» Page extract
It was in fashion magazines, or perhaps thrifting, that I truly found my love for pink. I had my first thrift haul at ½ Off Wednesday’s and found various shades of pink in blouses and blazers. All of which were on my back-to-school shopping list of course, but this could be where the obsession started. The pink beast that lay dormant in me waiting to fester. I remember it so clearly because my hand had never touched so much pink before that day. I had just finished assorting my fashion palette for that fall, and different hues of pink were included in almost every outfit. The fashion collage included pieces that made pink look high-class, egocentric, and out of my league. I wanted those styles. I strode along Value Village’s aisles dragging my fingers along pastel pink silk blouses, blush ruffled oxford tops I’m certain Prince would have worn. I remember my first pink blazer. It was an INC double breasted bubblegum pink blazer. A pink blazer that reminded me of the pastel version of Katy Perry’s in my fashion palette. I had finally found my neon pink shorts match.

I wore my pink assets intermittently throughout my first semester of school. My outfits weren’t that eccentric, but looking back they were all still so memorable. I would tuck my pink satin blouses with the button cuffs into my neon pink shorts. I’d strut the promenade in my brown chunky-heeled oxfords, pink bubblegum blazer and dark denim skinny jeans. I would wear my oversized baby pink blouse with the smocked cuffs over a pair of black tights, bottomed with black heeled oxfords. I can recall more outfits, but I see where I unknowingly began to fall in love with pink on my chocolate skin.


Raven’s style had been maturing since she graduated from high school. She began to wear oversized gray and noir cardigans. She wore knee length dresses with flats or chic business casual heels. I remember one fall family outing we had in Decatur. Raven wore a knee length mustard dress with caramel brown Moccasins that met right in the middle of her knee. She, of course, also had on a cardigan. Scarves, cardigans, and a nice shoe were all my sister’s “things.” Throughout her grown and chic palette of clothing, I had rarely seen her spice it up with pink. Maybe it’s because we barely hung around each other. We became close again my freshman year of college. We began to talk more frequently on the phone as I made grocery runs to Walmart alone. We went out together for my 19th birthday to Atlantic Station where she took me on a shopping spree. She knew about my tattoos and recommended my artist to her friends. She saved me and a friend from being stranded at Lenox mall, and she even took me to see Beyoncé. My mother never brought up how we became close again, but I knew she was happy.

» Challenge A
Say whether each statement agrees with the passage about pink, answering yes or no and quoting the words that decide it: (i) The narrator's first pink blazer was an INC blazer. (ii) Raven often wore pink. (iii) The narrator and Raven went to Atlantic Station for the narrator's 21st birthday.
» Challenge B
Set down, word for word, the part of the passage about pink that begins at "I wore my pink" and stops after "my chocolate skin.".
The lines after this come from a different source.

» Listed records
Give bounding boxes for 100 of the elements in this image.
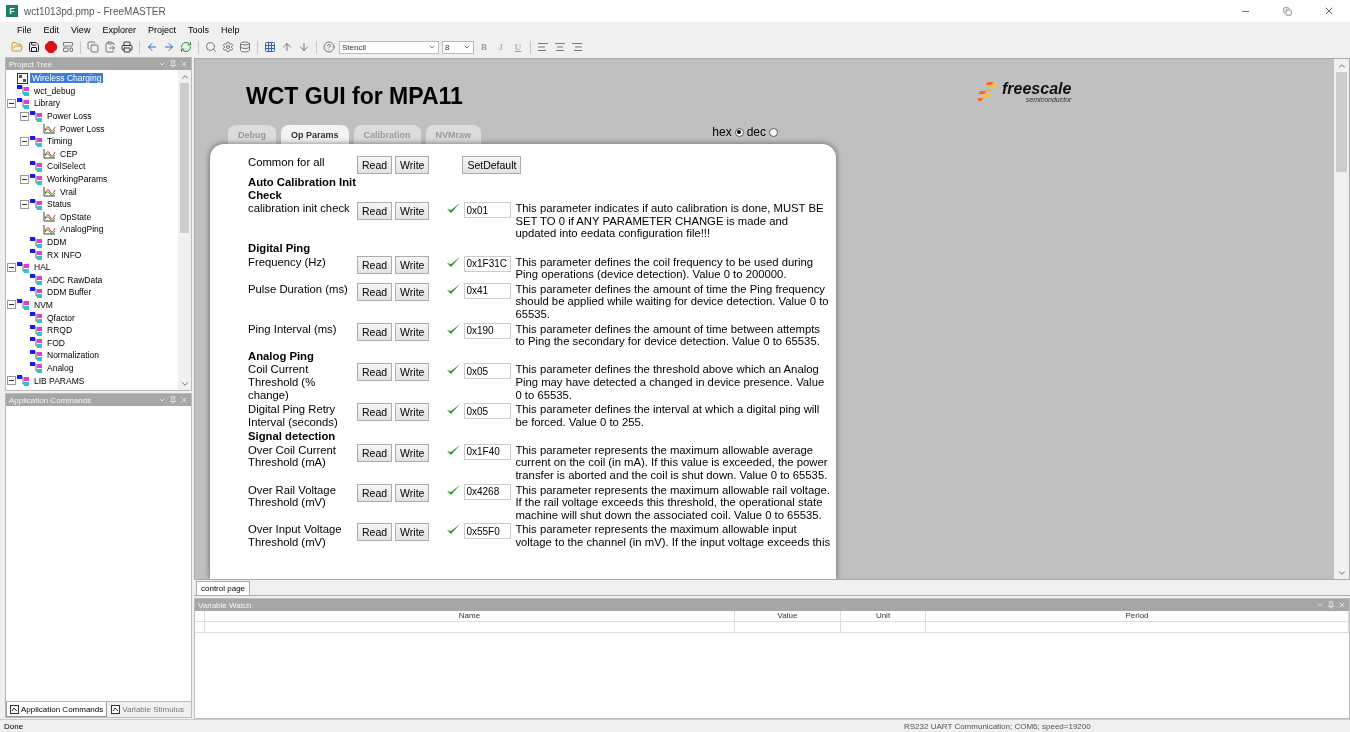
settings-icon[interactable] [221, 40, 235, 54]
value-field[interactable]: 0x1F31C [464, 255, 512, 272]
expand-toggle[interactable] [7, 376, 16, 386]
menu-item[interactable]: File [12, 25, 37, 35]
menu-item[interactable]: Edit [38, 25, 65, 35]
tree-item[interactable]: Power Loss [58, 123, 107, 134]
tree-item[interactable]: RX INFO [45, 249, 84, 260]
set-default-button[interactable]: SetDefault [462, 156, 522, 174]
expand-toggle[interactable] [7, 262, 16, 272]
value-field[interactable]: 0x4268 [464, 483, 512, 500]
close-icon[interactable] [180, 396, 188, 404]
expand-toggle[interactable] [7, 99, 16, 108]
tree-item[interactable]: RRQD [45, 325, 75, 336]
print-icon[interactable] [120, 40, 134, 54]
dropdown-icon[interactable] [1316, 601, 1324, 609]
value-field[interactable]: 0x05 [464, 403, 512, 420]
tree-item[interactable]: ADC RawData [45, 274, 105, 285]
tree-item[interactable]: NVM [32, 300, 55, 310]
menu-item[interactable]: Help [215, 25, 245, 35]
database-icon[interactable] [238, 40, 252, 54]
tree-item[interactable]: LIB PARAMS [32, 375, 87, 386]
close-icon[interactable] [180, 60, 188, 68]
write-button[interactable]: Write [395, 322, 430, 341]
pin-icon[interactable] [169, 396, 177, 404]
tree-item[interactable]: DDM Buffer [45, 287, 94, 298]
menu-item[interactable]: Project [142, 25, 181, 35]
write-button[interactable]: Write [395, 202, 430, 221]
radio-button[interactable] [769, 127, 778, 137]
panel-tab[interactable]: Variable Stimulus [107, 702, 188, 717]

» Complete response A
(i) Yes: "It was an INC double breasted bubblegum pink blazer."
(ii) No: "I had rarely seen her spice it up with pink."
(iii) No: "We went out together for my 19th birthday to Atlantic Station"

» Complete response B
I wore my pink assets intermittently throughout my first semester of school. My outfits weren’t that eccentric, but looking back they were all still so memorable. I would tuck my pink satin blouses with the button cuffs into my neon pink shorts. I’d strut the promenade in my brown chunky-heeled oxfords, pink bubblegum blazer and dark denim skinny jeans. I would wear my oversized baby pink blouse with the smocked cuffs over a pair of black tights, bottomed with black heeled oxfords. I can recall more outfits, but I see where I unknowingly began to fall in love with pink on my chocolate skin.